↓

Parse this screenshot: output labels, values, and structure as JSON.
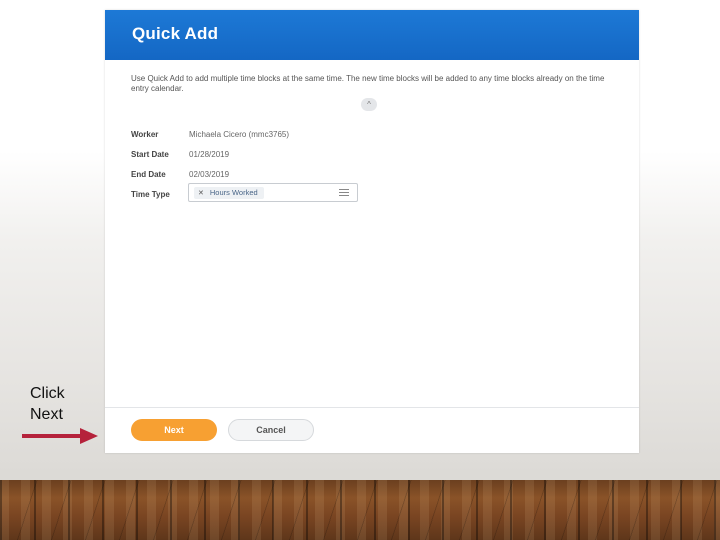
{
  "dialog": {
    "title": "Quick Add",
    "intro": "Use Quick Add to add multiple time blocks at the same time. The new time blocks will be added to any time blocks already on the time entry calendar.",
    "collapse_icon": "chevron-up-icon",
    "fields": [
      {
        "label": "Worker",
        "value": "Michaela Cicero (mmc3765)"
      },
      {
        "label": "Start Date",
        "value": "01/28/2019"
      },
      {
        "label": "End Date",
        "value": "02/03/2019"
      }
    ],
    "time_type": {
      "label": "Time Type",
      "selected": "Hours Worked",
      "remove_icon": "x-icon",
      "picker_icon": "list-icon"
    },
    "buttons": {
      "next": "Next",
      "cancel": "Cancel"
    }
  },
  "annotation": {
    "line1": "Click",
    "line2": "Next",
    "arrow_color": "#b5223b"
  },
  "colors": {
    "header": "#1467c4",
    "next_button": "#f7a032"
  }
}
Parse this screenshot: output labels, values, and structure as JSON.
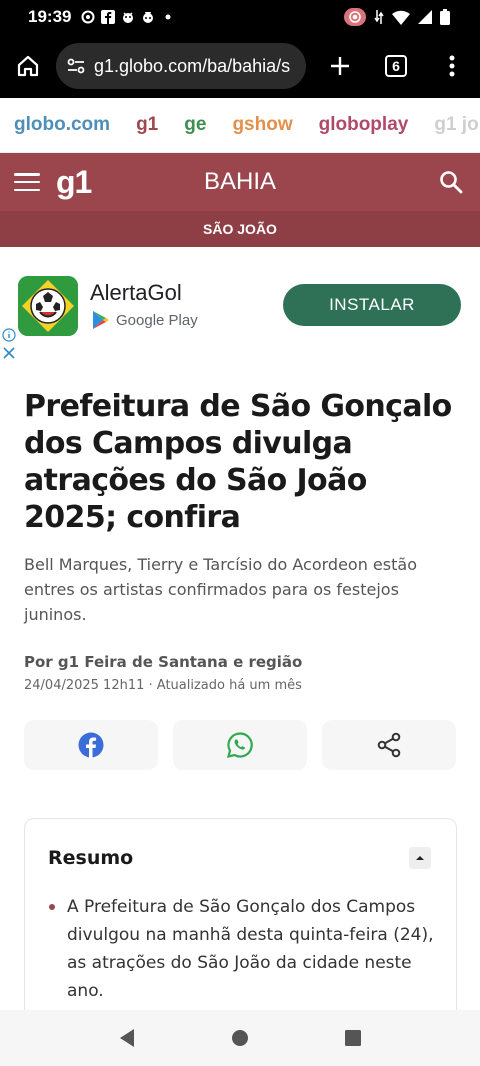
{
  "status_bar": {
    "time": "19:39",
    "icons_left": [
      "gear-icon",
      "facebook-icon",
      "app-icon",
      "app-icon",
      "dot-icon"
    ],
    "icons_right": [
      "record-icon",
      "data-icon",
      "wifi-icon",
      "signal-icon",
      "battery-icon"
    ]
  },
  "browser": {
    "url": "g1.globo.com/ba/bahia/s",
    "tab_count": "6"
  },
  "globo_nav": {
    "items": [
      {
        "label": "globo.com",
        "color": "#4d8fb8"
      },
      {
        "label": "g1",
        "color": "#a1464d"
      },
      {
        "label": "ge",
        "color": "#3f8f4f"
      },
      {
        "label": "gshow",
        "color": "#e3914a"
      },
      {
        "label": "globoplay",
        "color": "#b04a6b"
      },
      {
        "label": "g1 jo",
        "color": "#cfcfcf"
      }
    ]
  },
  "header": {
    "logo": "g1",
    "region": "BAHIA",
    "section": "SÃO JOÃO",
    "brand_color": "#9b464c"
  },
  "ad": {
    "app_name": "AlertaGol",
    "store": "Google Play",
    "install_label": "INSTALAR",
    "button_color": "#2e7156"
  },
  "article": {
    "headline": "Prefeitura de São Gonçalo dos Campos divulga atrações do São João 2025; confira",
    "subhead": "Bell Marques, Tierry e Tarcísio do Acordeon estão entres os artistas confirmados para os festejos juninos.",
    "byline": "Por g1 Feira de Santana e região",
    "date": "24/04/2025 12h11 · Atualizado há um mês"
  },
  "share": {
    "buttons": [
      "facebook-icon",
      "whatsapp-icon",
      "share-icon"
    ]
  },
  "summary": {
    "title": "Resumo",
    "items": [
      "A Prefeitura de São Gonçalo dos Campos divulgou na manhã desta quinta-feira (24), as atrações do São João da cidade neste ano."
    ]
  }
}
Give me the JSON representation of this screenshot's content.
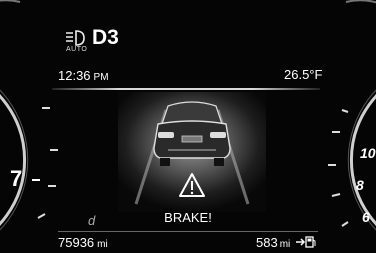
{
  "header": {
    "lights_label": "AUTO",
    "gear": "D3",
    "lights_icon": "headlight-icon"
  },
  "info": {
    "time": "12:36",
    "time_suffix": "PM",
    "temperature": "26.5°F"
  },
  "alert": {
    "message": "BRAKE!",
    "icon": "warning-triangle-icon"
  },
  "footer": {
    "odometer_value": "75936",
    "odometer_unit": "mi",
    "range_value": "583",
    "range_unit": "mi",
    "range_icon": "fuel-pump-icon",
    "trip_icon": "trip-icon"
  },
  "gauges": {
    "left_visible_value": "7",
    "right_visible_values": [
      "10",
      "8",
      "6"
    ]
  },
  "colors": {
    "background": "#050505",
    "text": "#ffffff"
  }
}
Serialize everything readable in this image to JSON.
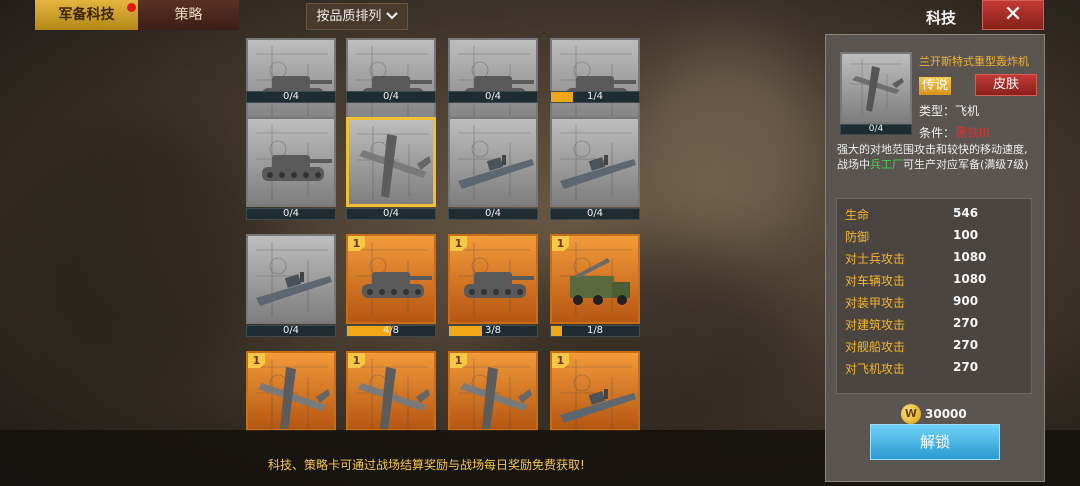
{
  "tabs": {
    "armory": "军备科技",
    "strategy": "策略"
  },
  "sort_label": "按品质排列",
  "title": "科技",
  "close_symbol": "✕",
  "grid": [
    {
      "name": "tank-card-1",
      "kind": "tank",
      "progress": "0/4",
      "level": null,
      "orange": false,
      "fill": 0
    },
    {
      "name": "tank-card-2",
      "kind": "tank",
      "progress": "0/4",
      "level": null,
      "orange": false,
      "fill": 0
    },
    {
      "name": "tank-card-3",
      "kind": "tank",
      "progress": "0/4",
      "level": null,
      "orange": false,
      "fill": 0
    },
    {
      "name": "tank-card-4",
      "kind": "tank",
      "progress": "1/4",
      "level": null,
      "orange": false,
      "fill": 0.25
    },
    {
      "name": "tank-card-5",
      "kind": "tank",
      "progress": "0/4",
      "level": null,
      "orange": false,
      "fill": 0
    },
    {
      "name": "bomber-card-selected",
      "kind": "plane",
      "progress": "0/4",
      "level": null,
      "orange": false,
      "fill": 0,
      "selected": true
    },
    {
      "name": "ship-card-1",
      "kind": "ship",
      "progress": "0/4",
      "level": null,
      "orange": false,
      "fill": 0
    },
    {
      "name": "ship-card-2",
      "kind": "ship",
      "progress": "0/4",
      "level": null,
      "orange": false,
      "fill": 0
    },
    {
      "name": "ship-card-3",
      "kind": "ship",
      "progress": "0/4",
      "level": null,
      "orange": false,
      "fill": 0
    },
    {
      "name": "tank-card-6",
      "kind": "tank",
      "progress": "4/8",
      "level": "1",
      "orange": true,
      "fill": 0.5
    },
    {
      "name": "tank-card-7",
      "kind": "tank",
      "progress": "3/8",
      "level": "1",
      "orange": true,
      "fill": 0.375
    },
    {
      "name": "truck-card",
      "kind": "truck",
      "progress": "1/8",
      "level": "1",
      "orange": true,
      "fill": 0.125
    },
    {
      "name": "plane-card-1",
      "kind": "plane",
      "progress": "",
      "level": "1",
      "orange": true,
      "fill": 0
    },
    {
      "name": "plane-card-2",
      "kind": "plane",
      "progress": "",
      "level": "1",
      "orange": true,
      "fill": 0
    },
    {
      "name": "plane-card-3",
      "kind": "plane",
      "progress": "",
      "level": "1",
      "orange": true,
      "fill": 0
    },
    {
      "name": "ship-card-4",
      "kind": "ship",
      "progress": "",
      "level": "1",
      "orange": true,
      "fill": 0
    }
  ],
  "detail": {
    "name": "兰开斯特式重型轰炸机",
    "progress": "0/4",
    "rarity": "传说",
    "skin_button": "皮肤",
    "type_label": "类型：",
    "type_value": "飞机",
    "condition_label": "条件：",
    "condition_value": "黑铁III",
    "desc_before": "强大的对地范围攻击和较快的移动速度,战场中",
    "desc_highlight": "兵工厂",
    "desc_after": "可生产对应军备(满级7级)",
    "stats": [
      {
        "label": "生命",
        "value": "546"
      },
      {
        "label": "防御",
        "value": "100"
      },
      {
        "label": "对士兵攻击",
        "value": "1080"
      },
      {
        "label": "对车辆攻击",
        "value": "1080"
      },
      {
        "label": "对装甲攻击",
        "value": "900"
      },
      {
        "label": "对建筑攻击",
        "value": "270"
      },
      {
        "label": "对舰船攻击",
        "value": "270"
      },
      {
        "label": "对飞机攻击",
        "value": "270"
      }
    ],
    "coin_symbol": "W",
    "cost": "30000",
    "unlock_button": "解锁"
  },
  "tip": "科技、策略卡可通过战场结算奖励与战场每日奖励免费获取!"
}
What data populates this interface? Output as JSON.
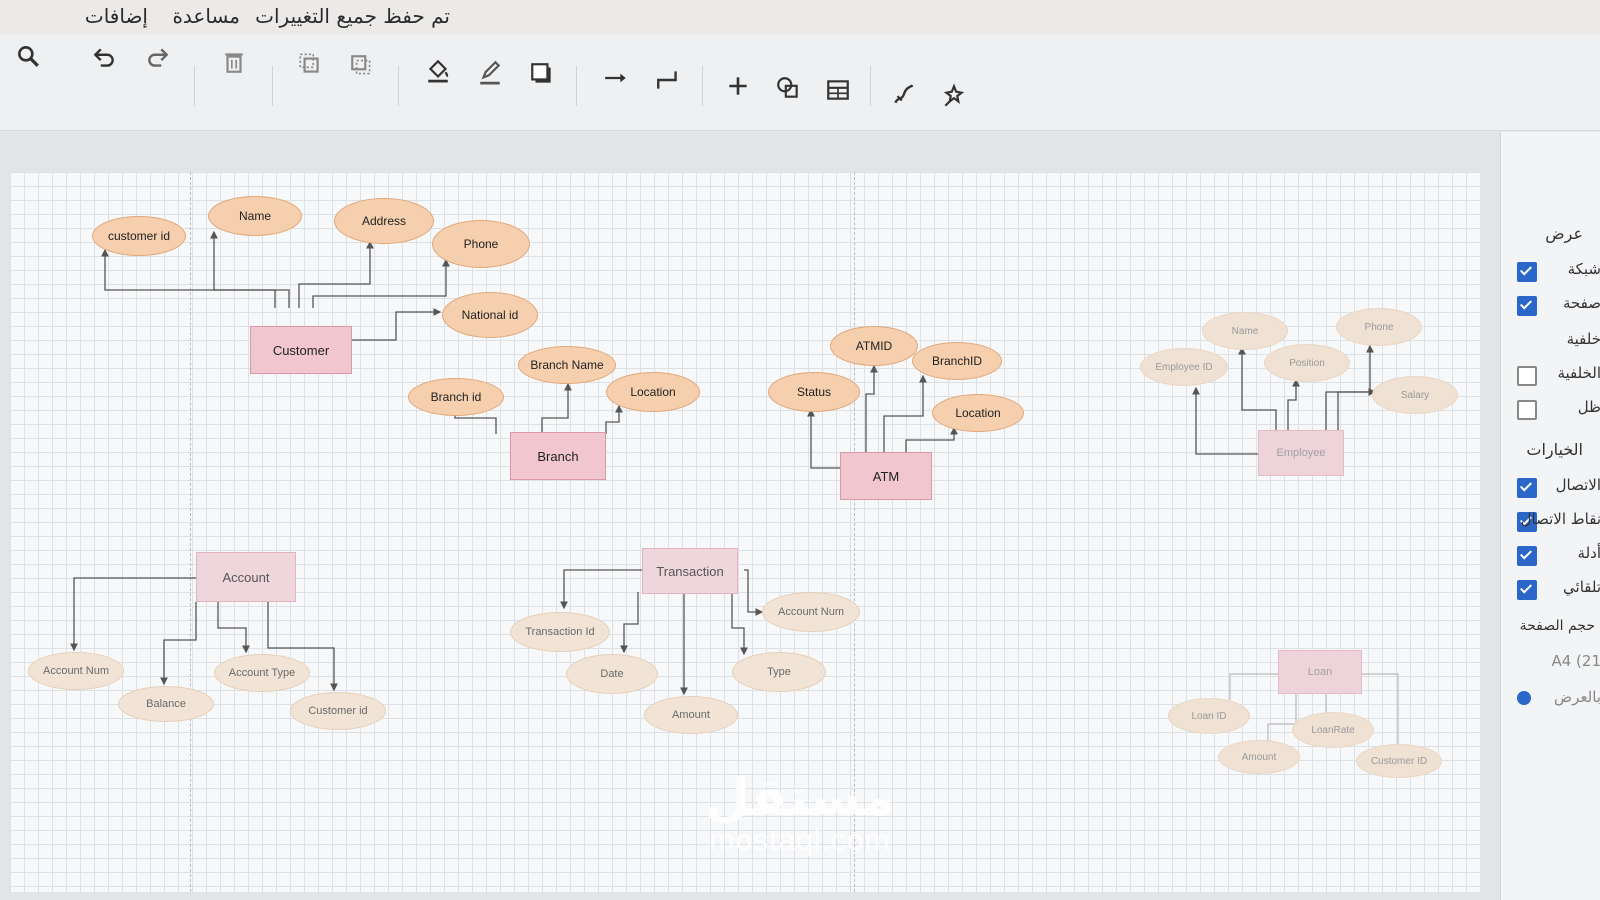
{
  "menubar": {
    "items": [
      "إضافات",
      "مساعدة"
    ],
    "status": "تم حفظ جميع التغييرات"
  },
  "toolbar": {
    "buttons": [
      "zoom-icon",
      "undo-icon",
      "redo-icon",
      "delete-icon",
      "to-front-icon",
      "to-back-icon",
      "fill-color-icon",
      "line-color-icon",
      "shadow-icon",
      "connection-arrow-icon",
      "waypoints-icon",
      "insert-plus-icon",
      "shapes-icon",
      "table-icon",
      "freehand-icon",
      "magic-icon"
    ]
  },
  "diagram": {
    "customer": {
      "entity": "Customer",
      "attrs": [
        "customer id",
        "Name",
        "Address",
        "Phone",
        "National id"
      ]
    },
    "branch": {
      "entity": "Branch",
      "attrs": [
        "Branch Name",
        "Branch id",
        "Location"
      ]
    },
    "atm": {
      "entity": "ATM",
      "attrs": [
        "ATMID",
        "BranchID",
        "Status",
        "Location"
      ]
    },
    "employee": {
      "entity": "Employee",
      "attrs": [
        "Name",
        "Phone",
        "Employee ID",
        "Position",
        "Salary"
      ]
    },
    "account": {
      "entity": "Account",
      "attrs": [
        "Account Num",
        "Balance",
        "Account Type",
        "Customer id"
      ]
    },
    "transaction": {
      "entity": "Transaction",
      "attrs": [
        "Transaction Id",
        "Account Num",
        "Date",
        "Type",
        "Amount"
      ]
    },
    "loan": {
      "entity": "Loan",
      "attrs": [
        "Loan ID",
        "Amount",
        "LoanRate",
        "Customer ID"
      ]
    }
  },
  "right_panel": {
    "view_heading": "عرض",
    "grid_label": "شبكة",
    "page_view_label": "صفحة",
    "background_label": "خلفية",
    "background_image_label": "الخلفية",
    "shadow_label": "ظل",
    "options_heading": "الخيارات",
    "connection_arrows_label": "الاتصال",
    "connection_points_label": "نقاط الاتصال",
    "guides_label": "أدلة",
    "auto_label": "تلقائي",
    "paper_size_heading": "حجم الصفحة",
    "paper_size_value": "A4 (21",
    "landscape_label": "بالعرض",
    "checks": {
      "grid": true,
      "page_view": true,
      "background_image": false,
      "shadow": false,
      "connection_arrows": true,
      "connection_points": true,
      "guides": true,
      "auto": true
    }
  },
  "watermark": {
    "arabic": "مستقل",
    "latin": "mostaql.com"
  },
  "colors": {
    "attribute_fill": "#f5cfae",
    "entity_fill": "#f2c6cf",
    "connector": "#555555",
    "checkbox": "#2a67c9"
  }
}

↑

# Instructions for the task
List each line of the records that holds the string "Prefeitura".

# Result of this exercise
    "headline": "Prefeitura de São Gonçalo dos Campos divulga atrações do São João 2025; confira",
      "A Prefeitura de São Gonçalo dos Campos divulgou na manhã desta quinta-feira (24), as atrações do São João da cidade neste ano."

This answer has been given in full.